→ **Goal**
Write out the material exactly, without any of its pictures.

::: Records

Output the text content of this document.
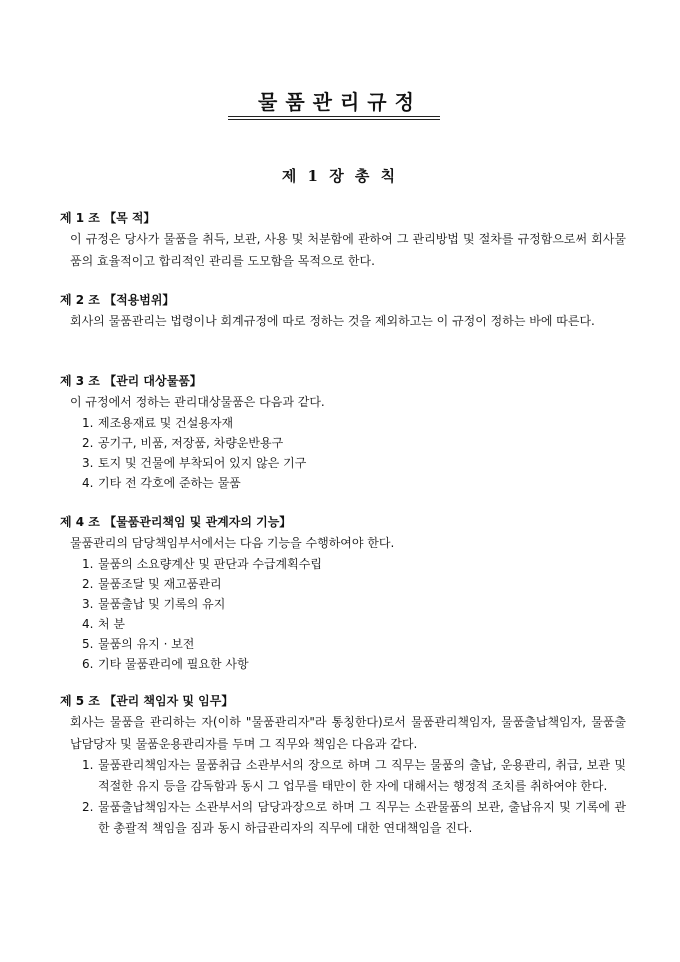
물품관리규정
제 1 장 총 칙

제 1 조 【목 적】

이 규정은 당사가 물품을 취득, 보관, 사용 및 처분함에 관하여 그 관리방법 및 절차를 규정함으로써 회사물품의 효율적이고 합리적인 관리를 도모함을 목적으로 한다.

제 2 조 【적용범위】

회사의 물품관리는 법령이나 회계규정에 따로 정하는 것을 제외하고는 이 규정이 정하는 바에 따른다.

제 3 조 【관리 대상물품】

이 규정에서 정하는 관리대상물품은 다음과 같다.

1. 제조용재료 및 건설용자재
2. 공기구, 비품, 저장품, 차량운반용구
3. 토지 및 건물에 부착되어 있지 않은 기구
4. 기타 전 각호에 준하는 물품

제 4 조 【물품관리책임 및 관계자의 기능】

물품관리의 담당책임부서에서는 다음 기능을 수행하여야 한다.

1. 물품의 소요량계산 및 판단과 수급계획수립
2. 물품조달 및 재고품관리
3. 물품출납 및 기록의 유지
4. 처 분
5. 물품의 유지 · 보전
6. 기타 물품관리에 필요한 사항

제 5 조 【관리 책임자 및 임무】

회사는 물품을 관리하는 자(이하 "물품관리자"라 통칭한다)로서 물품관리책임자, 물품출납책임자, 물품출납담당자 및 물품운용관리자를 두며 그 직무와 책임은 다음과 같다.

1. 물품관리책임자는 물품취급 소관부서의 장으로 하며 그 직무는 물품의 출납, 운용관리, 취급, 보관 및 적절한 유지 등을 감독함과 동시 그 업무를 태만이 한 자에 대해서는 행정적 조치를 취하여야 한다.
2. 물품출납책임자는 소관부서의 담당과장으로 하며 그 직무는 소관물품의 보관, 출납유지 및 기록에 관한 총괄적 책임을 짐과 동시 하급관리자의 직무에 대한 연대책임을 진다.
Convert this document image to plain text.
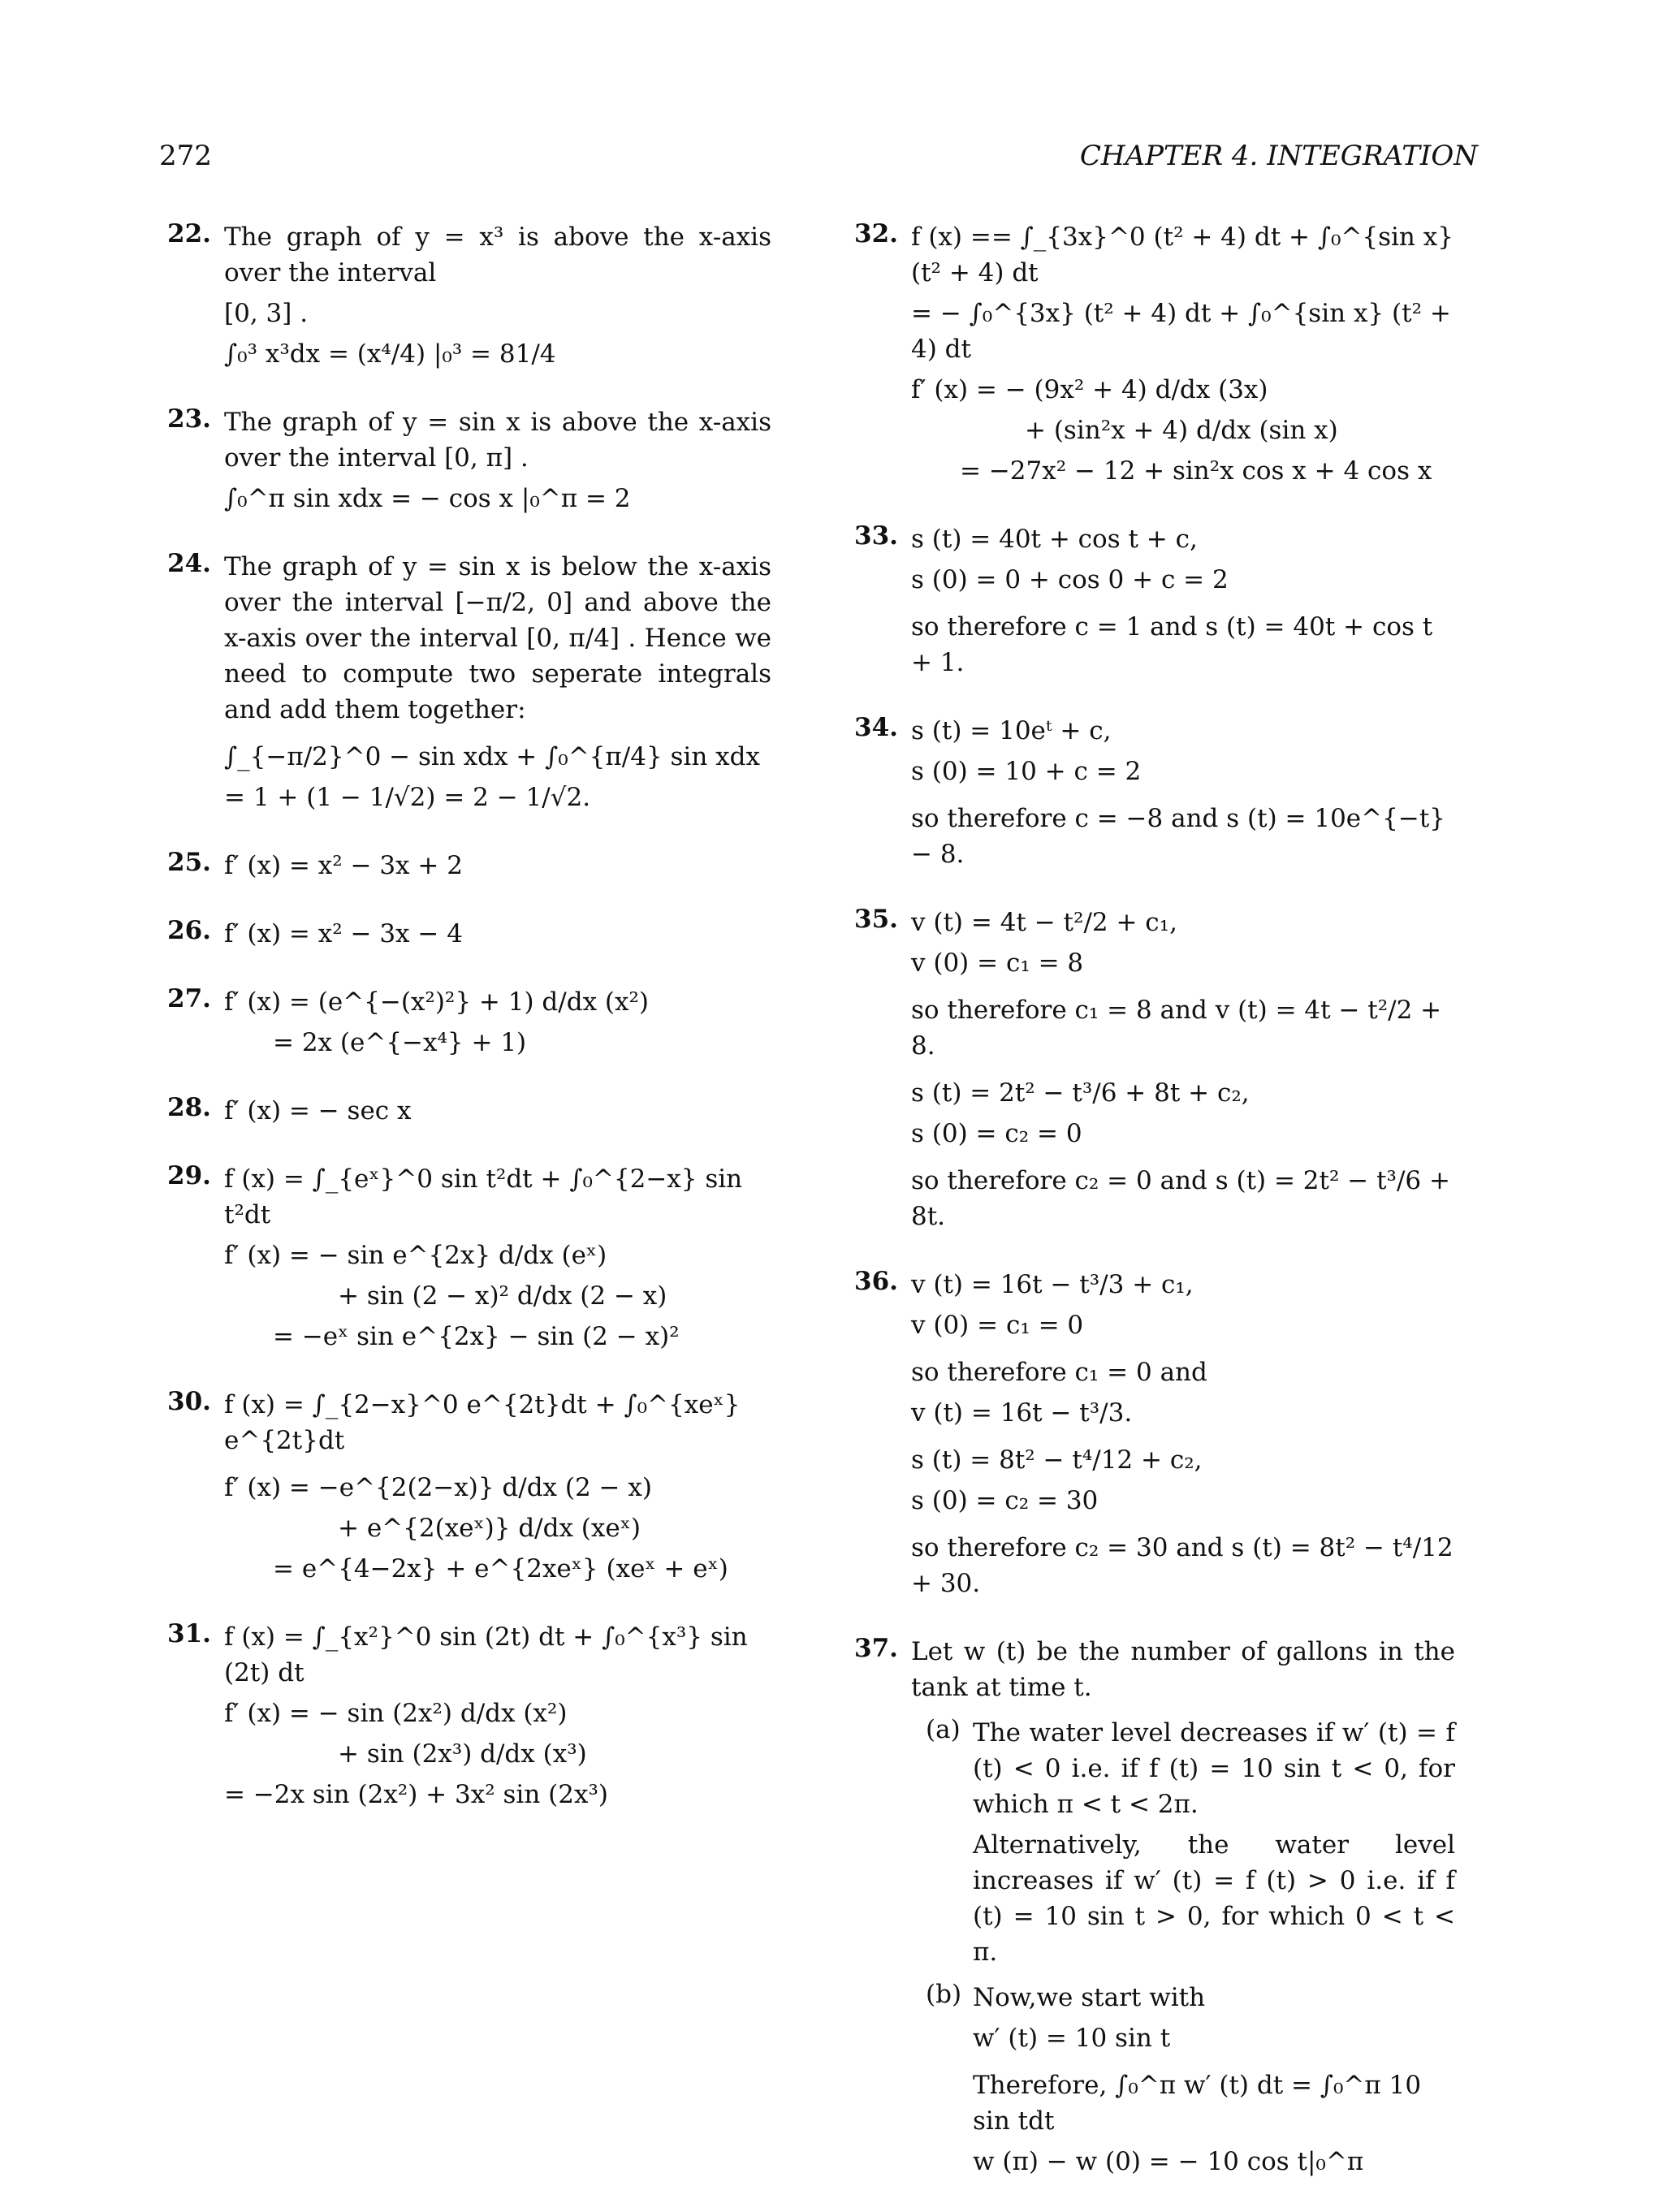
272	CHAPTER 4. INTEGRATION
22. The graph of y = x³ is above the x-axis over the interval
[0, 3] .
∫₀³ x³dx = (x⁴/4) |₀³ = 81/4
23. The graph of y = sin x is above the x-axis over the interval [0, π] .
∫₀^π sin xdx = − cos x |₀^π = 2
24. The graph of y = sin x is below the x-axis over the interval [−π/2, 0] and above the x-axis over the interval [0, π/4] . Hence we need to compute two seperate integrals and add them together:
∫_{−π/2}^0 − sin xdx + ∫₀^{π/4} sin xdx
= 1 + (1 − 1/√2) = 2 − 1/√2.
25. f′ (x) = x² − 3x + 2
26. f′ (x) = x² − 3x − 4
27. f′ (x) = (e^{−(x²)²} + 1) d/dx (x²)
= 2x (e^{−x⁴} + 1)
28. f′ (x) = − sec x
29. f (x) = ∫_{eˣ}^0 sin t²dt + ∫₀^{2−x} sin t²dt
f′ (x) = − sin e^{2x} d/dx (eˣ)
+ sin (2 − x)² d/dx (2 − x)
= −eˣ sin e^{2x} − sin (2 − x)²
30. f (x) = ∫_{2−x}^0 e^{2t}dt + ∫₀^{xeˣ} e^{2t}dt
f′ (x) = −e^{2(2−x)} d/dx (2 − x)
+ e^{2(xeˣ)} d/dx (xeˣ)
= e^{4−2x} + e^{2xeˣ} (xeˣ + eˣ)
31. f (x) = ∫_{x²}^0 sin (2t) dt + ∫₀^{x³} sin (2t) dt
f′ (x) = − sin (2x²) d/dx (x²)
+ sin (2x³) d/dx (x³)
= −2x sin (2x²) + 3x² sin (2x³)
32. f (x) == ∫_{3x}^0 (t² + 4) dt + ∫₀^{sin x} (t² + 4) dt
= − ∫₀^{3x} (t² + 4) dt + ∫₀^{sin x} (t² + 4) dt
f′ (x) = − (9x² + 4) d/dx (3x)
+ (sin²x + 4) d/dx (sin x)
= −27x² − 12 + sin²x cos x + 4 cos x
33. s (t) = 40t + cos t + c,
s (0) = 0 + cos 0 + c = 2
so therefore c = 1 and s (t) = 40t + cos t + 1.
34. s (t) = 10eᵗ + c,
s (0) = 10 + c = 2
so therefore c = −8 and s (t) = 10e^{−t} − 8.
35. v (t) = 4t − t²/2 + c₁,
v (0) = c₁ = 8
so therefore c₁ = 8 and v (t) = 4t − t²/2 + 8.
s (t) = 2t² − t³/6 + 8t + c₂,
s (0) = c₂ = 0
so therefore c₂ = 0 and s (t) = 2t² − t³/6 + 8t.
36. v (t) = 16t − t³/3 + c₁,
v (0) = c₁ = 0
so therefore c₁ = 0 and
v (t) = 16t − t³/3.
s (t) = 8t² − t⁴/12 + c₂,
s (0) = c₂ = 30
so therefore c₂ = 30 and s (t) = 8t² − t⁴/12 + 30.
37. Let w (t) be the number of gallons in the tank at time t.
(a) The water level decreases if w′ (t) = f (t) < 0 i.e. if f (t) = 10 sin t < 0, for which π < t < 2π.
Alternatively, the water level increases if w′ (t) = f (t) > 0 i.e. if f (t) = 10 sin t > 0, for which 0 < t < π.
(b) Now,we start with
w′ (t) = 10 sin t
Therefore, ∫₀^π w′ (t) dt = ∫₀^π 10 sin tdt
w (π) − w (0) = − 10 cos t|₀^π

::::::

→ **Output**
Output the text content of this document.
물품관리규정
제 1 장 총 칙

제 1 조 【목 적】

이 규정은 당사가 물품을 취득, 보관, 사용 및 처분함에 관하여 그 관리방법 및 절차를 규정함으로써 회사물품의 효율적이고 합리적인 관리를 도모함을 목적으로 한다.

제 2 조 【적용범위】

회사의 물품관리는 법령이나 회계규정에 따로 정하는 것을 제외하고는 이 규정이 정하는 바에 따른다.

제 3 조 【관리 대상물품】

이 규정에서 정하는 관리대상물품은 다음과 같다.

1. 제조용재료 및 건설용자재
2. 공기구, 비품, 저장품, 차량운반용구
3. 토지 및 건물에 부착되어 있지 않은 기구
4. 기타 전 각호에 준하는 물품

제 4 조 【물품관리책임 및 관계자의 기능】

물품관리의 담당책임부서에서는 다음 기능을 수행하여야 한다.

1. 물품의 소요량계산 및 판단과 수급계획수립
2. 물품조달 및 재고품관리
3. 물품출납 및 기록의 유지
4. 처 분
5. 물품의 유지 · 보전
6. 기타 물품관리에 필요한 사항

제 5 조 【관리 책임자 및 임무】

회사는 물품을 관리하는 자(이하 "물품관리자"라 통칭한다)로서 물품관리책임자, 물품출납책임자, 물품출납담당자 및 물품운용관리자를 두며 그 직무와 책임은 다음과 같다.

1. 물품관리책임자는 물품취급 소관부서의 장으로 하며 그 직무는 물품의 출납, 운용관리, 취급, 보관 및 적절한 유지 등을 감독함과 동시 그 업무를 태만이 한 자에 대해서는 행정적 조치를 취하여야 한다.
2. 물품출납책임자는 소관부서의 담당과장으로 하며 그 직무는 소관물품의 보관, 출납유지 및 기록에 관한 총괄적 책임을 짐과 동시 하급관리자의 직무에 대한 연대책임을 진다.
Convert this document image to plain text.
272	CHAPTER 4. INTEGRATION
22. The graph of y = x³ is above the x-axis over the interval
[0, 3] .
∫₀³ x³dx = (x⁴/4) |₀³ = 81/4
23. The graph of y = sin x is above the x-axis over the interval [0, π] .
∫₀^π sin xdx = − cos x |₀^π = 2
24. The graph of y = sin x is below the x-axis over the interval [−π/2, 0] and above the x-axis over the interval [0, π/4] . Hence we need to compute two seperate integrals and add them together:
∫_{−π/2}^0 − sin xdx + ∫₀^{π/4} sin xdx
= 1 + (1 − 1/√2) = 2 − 1/√2.
25. f′ (x) = x² − 3x + 2
26. f′ (x) = x² − 3x − 4
27. f′ (x) = (e^{−(x²)²} + 1) d/dx (x²)
= 2x (e^{−x⁴} + 1)
28. f′ (x) = − sec x
29. f (x) = ∫_{eˣ}^0 sin t²dt + ∫₀^{2−x} sin t²dt
f′ (x) = − sin e^{2x} d/dx (eˣ)
+ sin (2 − x)² d/dx (2 − x)
= −eˣ sin e^{2x} − sin (2 − x)²
30. f (x) = ∫_{2−x}^0 e^{2t}dt + ∫₀^{xeˣ} e^{2t}dt
f′ (x) = −e^{2(2−x)} d/dx (2 − x)
+ e^{2(xeˣ)} d/dx (xeˣ)
= e^{4−2x} + e^{2xeˣ} (xeˣ + eˣ)
31. f (x) = ∫_{x²}^0 sin (2t) dt + ∫₀^{x³} sin (2t) dt
f′ (x) = − sin (2x²) d/dx (x²)
+ sin (2x³) d/dx (x³)
= −2x sin (2x²) + 3x² sin (2x³)
32. f (x) == ∫_{3x}^0 (t² + 4) dt + ∫₀^{sin x} (t² + 4) dt
= − ∫₀^{3x} (t² + 4) dt + ∫₀^{sin x} (t² + 4) dt
f′ (x) = − (9x² + 4) d/dx (3x)
+ (sin²x + 4) d/dx (sin x)
= −27x² − 12 + sin²x cos x + 4 cos x
33. s (t) = 40t + cos t + c,
s (0) = 0 + cos 0 + c = 2
so therefore c = 1 and s (t) = 40t + cos t + 1.
34. s (t) = 10eᵗ + c,
s (0) = 10 + c = 2
so therefore c = −8 and s (t) = 10e^{−t} − 8.
35. v (t) = 4t − t²/2 + c₁,
v (0) = c₁ = 8
so therefore c₁ = 8 and v (t) = 4t − t²/2 + 8.
s (t) = 2t² − t³/6 + 8t + c₂,
s (0) = c₂ = 0
so therefore c₂ = 0 and s (t) = 2t² − t³/6 + 8t.
36. v (t) = 16t − t³/3 + c₁,
v (0) = c₁ = 0
so therefore c₁ = 0 and
v (t) = 16t − t³/3.
s (t) = 8t² − t⁴/12 + c₂,
s (0) = c₂ = 30
so therefore c₂ = 30 and s (t) = 8t² − t⁴/12 + 30.
37. Let w (t) be the number of gallons in the tank at time t.
(a) The water level decreases if w′ (t) = f (t) < 0 i.e. if f (t) = 10 sin t < 0, for which π < t < 2π.
Alternatively, the water level increases if w′ (t) = f (t) > 0 i.e. if f (t) = 10 sin t > 0, for which 0 < t < π.
(b) Now,we start with
w′ (t) = 10 sin t
Therefore, ∫₀^π w′ (t) dt = ∫₀^π 10 sin tdt
w (π) − w (0) = − 10 cos t|₀^π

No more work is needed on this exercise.